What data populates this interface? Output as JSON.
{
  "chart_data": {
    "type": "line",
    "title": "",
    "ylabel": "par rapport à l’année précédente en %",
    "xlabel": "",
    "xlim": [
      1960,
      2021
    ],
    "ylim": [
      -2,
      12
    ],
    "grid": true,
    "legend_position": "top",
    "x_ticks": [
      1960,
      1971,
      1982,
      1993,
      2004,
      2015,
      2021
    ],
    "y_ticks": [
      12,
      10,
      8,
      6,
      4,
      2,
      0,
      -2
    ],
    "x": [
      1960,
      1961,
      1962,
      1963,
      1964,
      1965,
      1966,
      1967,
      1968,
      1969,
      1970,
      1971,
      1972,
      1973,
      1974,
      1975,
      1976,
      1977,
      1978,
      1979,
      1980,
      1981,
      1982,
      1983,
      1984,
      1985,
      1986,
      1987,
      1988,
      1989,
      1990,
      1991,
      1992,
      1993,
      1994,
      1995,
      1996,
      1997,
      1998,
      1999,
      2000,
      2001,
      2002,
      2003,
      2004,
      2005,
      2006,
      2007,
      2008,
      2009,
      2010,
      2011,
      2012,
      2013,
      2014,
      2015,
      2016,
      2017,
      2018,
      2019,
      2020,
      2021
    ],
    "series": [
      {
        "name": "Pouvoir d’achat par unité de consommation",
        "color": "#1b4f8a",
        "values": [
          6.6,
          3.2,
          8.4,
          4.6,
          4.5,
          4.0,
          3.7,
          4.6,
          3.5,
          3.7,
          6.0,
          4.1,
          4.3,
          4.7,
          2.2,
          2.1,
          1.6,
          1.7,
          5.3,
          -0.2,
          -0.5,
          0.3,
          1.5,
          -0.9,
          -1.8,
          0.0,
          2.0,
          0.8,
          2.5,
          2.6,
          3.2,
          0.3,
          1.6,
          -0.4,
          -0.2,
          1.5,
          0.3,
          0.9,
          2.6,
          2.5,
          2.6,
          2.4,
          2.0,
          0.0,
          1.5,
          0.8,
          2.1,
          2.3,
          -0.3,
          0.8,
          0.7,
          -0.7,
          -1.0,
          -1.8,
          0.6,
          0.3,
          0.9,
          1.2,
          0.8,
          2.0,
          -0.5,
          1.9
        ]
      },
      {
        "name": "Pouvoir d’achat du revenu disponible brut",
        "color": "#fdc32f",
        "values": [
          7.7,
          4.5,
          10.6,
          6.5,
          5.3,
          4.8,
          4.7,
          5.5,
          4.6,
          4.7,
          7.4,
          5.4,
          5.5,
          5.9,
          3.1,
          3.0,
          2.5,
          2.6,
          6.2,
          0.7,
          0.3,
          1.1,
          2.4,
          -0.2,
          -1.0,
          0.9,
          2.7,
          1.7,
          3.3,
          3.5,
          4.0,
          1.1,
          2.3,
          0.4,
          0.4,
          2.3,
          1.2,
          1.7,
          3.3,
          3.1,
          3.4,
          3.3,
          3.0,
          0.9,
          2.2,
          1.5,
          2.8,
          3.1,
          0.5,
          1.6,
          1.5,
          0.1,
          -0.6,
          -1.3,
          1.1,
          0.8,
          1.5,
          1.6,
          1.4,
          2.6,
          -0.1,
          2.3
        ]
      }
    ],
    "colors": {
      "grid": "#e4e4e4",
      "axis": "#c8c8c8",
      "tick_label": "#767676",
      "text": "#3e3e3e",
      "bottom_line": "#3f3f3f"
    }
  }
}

++++

Send back every record, precisely as written.

What data populates this interface? Output as JSON.
{
  "chart_data": {
    "type": "line",
    "title": "",
    "ylabel": "par rapport à l’année précédente en %",
    "xlabel": "",
    "xlim": [
      1960,
      2021
    ],
    "ylim": [
      -2,
      12
    ],
    "grid": true,
    "legend_position": "top",
    "x_ticks": [
      1960,
      1971,
      1982,
      1993,
      2004,
      2015,
      2021
    ],
    "y_ticks": [
      12,
      10,
      8,
      6,
      4,
      2,
      0,
      -2
    ],
    "x": [
      1960,
      1961,
      1962,
      1963,
      1964,
      1965,
      1966,
      1967,
      1968,
      1969,
      1970,
      1971,
      1972,
      1973,
      1974,
      1975,
      1976,
      1977,
      1978,
      1979,
      1980,
      1981,
      1982,
      1983,
      1984,
      1985,
      1986,
      1987,
      1988,
      1989,
      1990,
      1991,
      1992,
      1993,
      1994,
      1995,
      1996,
      1997,
      1998,
      1999,
      2000,
      2001,
      2002,
      2003,
      2004,
      2005,
      2006,
      2007,
      2008,
      2009,
      2010,
      2011,
      2012,
      2013,
      2014,
      2015,
      2016,
      2017,
      2018,
      2019,
      2020,
      2021
    ],
    "series": [
      {
        "name": "Pouvoir d’achat par unité de consommation",
        "color": "#1b4f8a",
        "values": [
          6.6,
          3.2,
          8.4,
          4.6,
          4.5,
          4.0,
          3.7,
          4.6,
          3.5,
          3.7,
          6.0,
          4.1,
          4.3,
          4.7,
          2.2,
          2.1,
          1.6,
          1.7,
          5.3,
          -0.2,
          -0.5,
          0.3,
          1.5,
          -0.9,
          -1.8,
          0.0,
          2.0,
          0.8,
          2.5,
          2.6,
          3.2,
          0.3,
          1.6,
          -0.4,
          -0.2,
          1.5,
          0.3,
          0.9,
          2.6,
          2.5,
          2.6,
          2.4,
          2.0,
          0.0,
          1.5,
          0.8,
          2.1,
          2.3,
          -0.3,
          0.8,
          0.7,
          -0.7,
          -1.0,
          -1.8,
          0.6,
          0.3,
          0.9,
          1.2,
          0.8,
          2.0,
          -0.5,
          1.9
        ]
      },
      {
        "name": "Pouvoir d’achat du revenu disponible brut",
        "color": "#fdc32f",
        "values": [
          7.7,
          4.5,
          10.6,
          6.5,
          5.3,
          4.8,
          4.7,
          5.5,
          4.6,
          4.7,
          7.4,
          5.4,
          5.5,
          5.9,
          3.1,
          3.0,
          2.5,
          2.6,
          6.2,
          0.7,
          0.3,
          1.1,
          2.4,
          -0.2,
          -1.0,
          0.9,
          2.7,
          1.7,
          3.3,
          3.5,
          4.0,
          1.1,
          2.3,
          0.4,
          0.4,
          2.3,
          1.2,
          1.7,
          3.3,
          3.1,
          3.4,
          3.3,
          3.0,
          0.9,
          2.2,
          1.5,
          2.8,
          3.1,
          0.5,
          1.6,
          1.5,
          0.1,
          -0.6,
          -1.3,
          1.1,
          0.8,
          1.5,
          1.6,
          1.4,
          2.6,
          -0.1,
          2.3
        ]
      }
    ],
    "colors": {
      "grid": "#e4e4e4",
      "axis": "#c8c8c8",
      "tick_label": "#767676",
      "text": "#3e3e3e",
      "bottom_line": "#3f3f3f"
    }
  }
}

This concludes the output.